Rows from a figure dataset:
----------

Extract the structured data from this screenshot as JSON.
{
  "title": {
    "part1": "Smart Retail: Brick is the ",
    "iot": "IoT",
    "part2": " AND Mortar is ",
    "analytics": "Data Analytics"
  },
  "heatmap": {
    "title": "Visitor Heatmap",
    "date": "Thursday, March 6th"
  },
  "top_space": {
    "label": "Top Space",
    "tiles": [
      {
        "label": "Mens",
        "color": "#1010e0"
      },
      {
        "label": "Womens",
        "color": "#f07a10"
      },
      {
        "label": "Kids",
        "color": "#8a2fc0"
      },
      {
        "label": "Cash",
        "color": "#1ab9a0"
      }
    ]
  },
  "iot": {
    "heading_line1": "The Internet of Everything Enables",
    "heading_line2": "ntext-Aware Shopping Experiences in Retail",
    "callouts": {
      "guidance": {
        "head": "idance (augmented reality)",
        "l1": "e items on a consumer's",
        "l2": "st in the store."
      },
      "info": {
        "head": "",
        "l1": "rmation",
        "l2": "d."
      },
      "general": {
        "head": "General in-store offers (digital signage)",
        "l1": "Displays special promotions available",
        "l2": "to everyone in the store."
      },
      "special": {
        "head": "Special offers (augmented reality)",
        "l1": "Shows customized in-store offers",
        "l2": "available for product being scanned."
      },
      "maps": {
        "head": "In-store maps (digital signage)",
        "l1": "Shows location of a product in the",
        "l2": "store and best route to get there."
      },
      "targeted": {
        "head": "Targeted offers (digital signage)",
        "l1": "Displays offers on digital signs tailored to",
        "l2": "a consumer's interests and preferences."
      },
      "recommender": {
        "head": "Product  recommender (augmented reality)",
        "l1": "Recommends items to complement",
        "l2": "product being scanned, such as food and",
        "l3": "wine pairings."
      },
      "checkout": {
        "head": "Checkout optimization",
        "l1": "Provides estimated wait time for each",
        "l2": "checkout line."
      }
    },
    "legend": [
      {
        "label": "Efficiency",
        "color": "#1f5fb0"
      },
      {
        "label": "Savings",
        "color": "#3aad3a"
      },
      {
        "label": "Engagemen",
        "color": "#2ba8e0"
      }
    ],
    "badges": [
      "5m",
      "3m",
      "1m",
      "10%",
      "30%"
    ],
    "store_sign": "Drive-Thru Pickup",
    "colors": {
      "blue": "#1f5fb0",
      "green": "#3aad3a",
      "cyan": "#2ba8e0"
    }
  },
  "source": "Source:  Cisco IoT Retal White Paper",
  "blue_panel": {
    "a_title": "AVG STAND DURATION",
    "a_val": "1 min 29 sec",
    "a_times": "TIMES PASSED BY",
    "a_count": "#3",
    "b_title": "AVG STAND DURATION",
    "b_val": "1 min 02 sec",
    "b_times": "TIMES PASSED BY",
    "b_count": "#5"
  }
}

----------

- Task to carry out -
In the listing above, locate each line with "signage" and copy it.

- Written answer -
        "head": "General in-store offers (digital signage)",
        "head": "In-store maps (digital signage)",
        "head": "Targeted offers (digital signage)",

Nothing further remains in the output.